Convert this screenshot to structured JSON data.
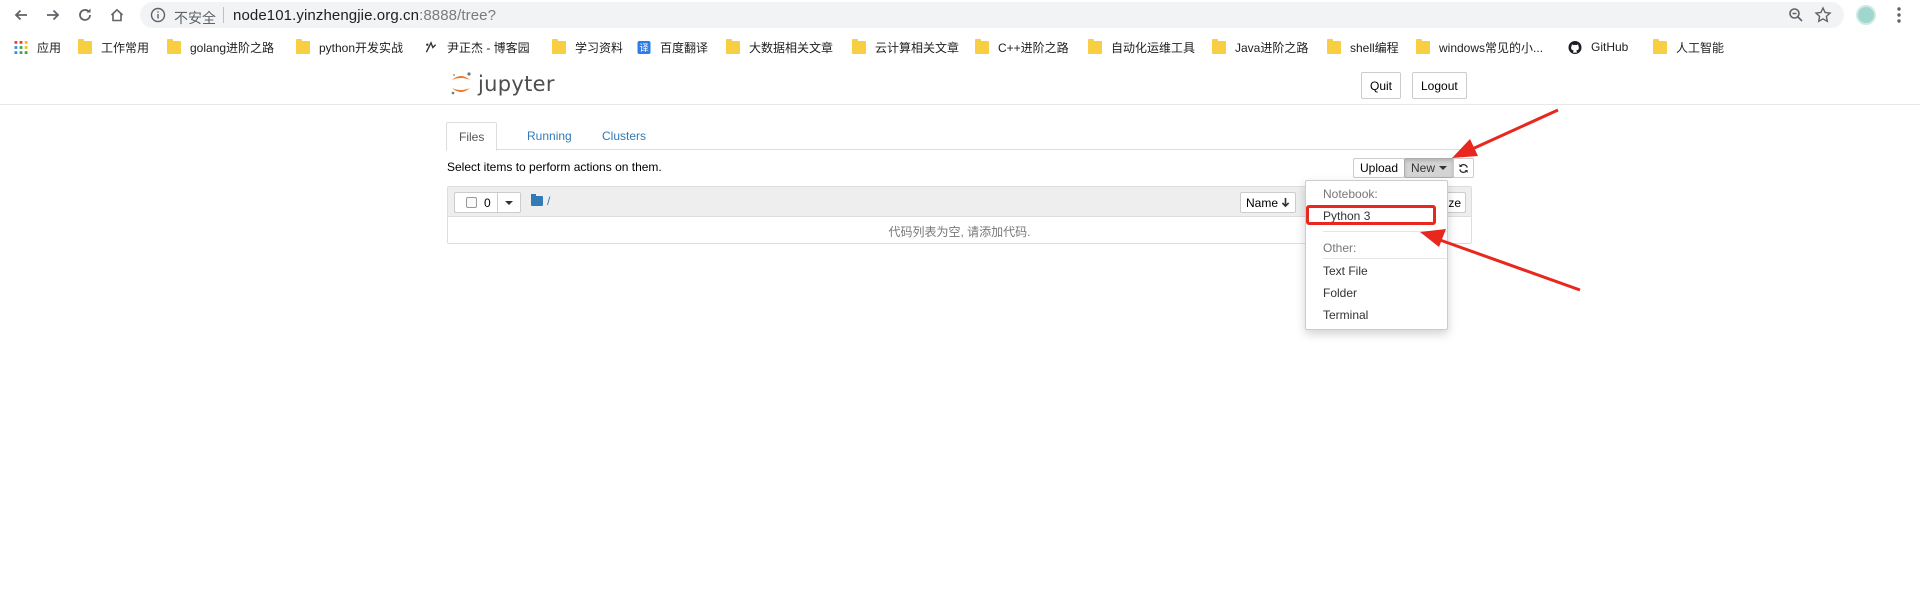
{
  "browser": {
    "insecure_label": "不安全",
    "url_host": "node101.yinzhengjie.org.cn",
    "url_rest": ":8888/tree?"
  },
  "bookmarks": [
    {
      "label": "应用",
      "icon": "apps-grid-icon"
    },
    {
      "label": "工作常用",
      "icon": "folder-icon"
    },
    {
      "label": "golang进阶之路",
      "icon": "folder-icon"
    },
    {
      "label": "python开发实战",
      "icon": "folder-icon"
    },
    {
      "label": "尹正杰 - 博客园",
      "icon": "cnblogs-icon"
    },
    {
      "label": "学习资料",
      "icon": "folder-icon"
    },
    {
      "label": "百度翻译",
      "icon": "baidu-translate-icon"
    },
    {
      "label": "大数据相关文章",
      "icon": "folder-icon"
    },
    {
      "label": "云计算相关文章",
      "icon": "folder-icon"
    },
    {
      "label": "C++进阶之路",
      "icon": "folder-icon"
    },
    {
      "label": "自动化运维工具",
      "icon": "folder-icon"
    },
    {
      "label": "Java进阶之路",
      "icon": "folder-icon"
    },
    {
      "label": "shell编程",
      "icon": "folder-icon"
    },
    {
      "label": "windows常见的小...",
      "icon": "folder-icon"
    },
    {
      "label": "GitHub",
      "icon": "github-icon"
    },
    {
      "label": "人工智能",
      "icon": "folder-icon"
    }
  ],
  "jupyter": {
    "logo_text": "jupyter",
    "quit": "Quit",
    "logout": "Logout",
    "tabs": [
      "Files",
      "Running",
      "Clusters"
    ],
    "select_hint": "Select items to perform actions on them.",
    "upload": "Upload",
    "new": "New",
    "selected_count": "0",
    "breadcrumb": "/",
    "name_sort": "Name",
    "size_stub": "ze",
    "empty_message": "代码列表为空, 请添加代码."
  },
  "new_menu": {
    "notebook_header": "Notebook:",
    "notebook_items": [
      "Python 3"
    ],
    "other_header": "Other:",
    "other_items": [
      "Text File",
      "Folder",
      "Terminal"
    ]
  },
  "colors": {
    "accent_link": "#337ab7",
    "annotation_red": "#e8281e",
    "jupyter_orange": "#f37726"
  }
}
==
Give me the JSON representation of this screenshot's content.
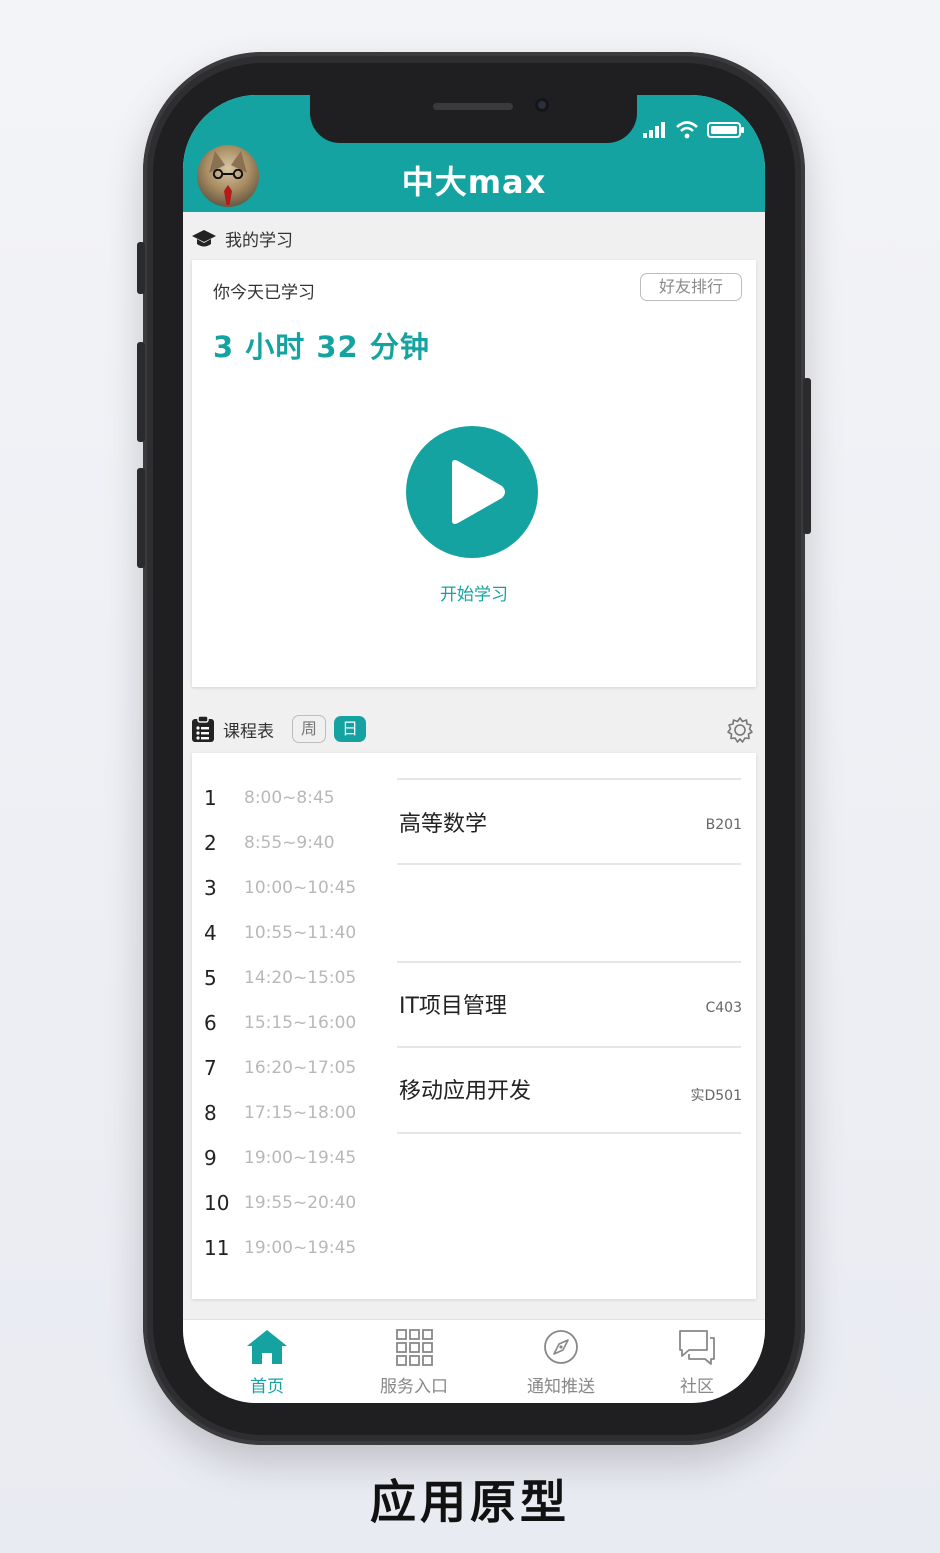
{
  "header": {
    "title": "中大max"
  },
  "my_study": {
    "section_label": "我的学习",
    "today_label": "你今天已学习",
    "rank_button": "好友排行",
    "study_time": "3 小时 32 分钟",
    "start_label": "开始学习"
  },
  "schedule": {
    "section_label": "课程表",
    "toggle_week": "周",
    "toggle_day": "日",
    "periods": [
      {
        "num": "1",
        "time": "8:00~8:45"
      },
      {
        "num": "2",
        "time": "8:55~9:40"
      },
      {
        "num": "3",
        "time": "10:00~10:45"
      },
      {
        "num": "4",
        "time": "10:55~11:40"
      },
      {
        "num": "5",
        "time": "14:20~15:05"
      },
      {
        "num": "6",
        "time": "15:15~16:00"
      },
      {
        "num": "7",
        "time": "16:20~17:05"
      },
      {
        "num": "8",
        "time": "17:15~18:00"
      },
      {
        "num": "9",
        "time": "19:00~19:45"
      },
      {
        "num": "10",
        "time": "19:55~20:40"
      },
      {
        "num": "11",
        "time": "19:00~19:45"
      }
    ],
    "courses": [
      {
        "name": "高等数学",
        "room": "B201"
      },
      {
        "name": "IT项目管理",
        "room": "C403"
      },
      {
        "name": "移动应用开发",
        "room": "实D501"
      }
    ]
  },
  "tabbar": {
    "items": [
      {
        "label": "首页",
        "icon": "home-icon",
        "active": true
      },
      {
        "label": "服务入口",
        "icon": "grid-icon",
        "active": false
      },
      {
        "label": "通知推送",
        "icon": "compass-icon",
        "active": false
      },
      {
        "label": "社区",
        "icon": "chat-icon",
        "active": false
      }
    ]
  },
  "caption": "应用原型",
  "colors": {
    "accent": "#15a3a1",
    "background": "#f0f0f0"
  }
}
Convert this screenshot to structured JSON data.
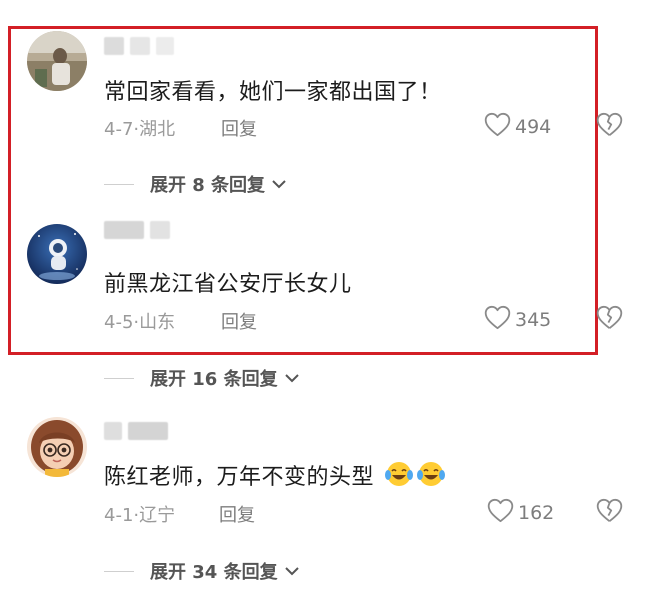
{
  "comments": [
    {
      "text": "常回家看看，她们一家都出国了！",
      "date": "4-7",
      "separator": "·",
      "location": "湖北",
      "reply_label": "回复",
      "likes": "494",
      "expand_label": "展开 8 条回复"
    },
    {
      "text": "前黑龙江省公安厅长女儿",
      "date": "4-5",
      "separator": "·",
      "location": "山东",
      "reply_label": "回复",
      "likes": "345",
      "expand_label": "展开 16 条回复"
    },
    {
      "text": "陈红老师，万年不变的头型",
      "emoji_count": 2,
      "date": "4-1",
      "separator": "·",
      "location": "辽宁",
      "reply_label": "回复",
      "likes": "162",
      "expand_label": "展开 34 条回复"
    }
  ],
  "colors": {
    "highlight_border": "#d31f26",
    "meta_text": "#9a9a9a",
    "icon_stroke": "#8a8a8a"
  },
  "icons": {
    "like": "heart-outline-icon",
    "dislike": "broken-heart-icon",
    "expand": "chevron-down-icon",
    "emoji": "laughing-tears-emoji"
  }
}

GIVEN INSTRUCTION - Show every line from the entries above in which the word "heart" appears.

REPLY TO THE TASK -
    "like": "heart-outline-icon",
    "dislike": "broken-heart-icon",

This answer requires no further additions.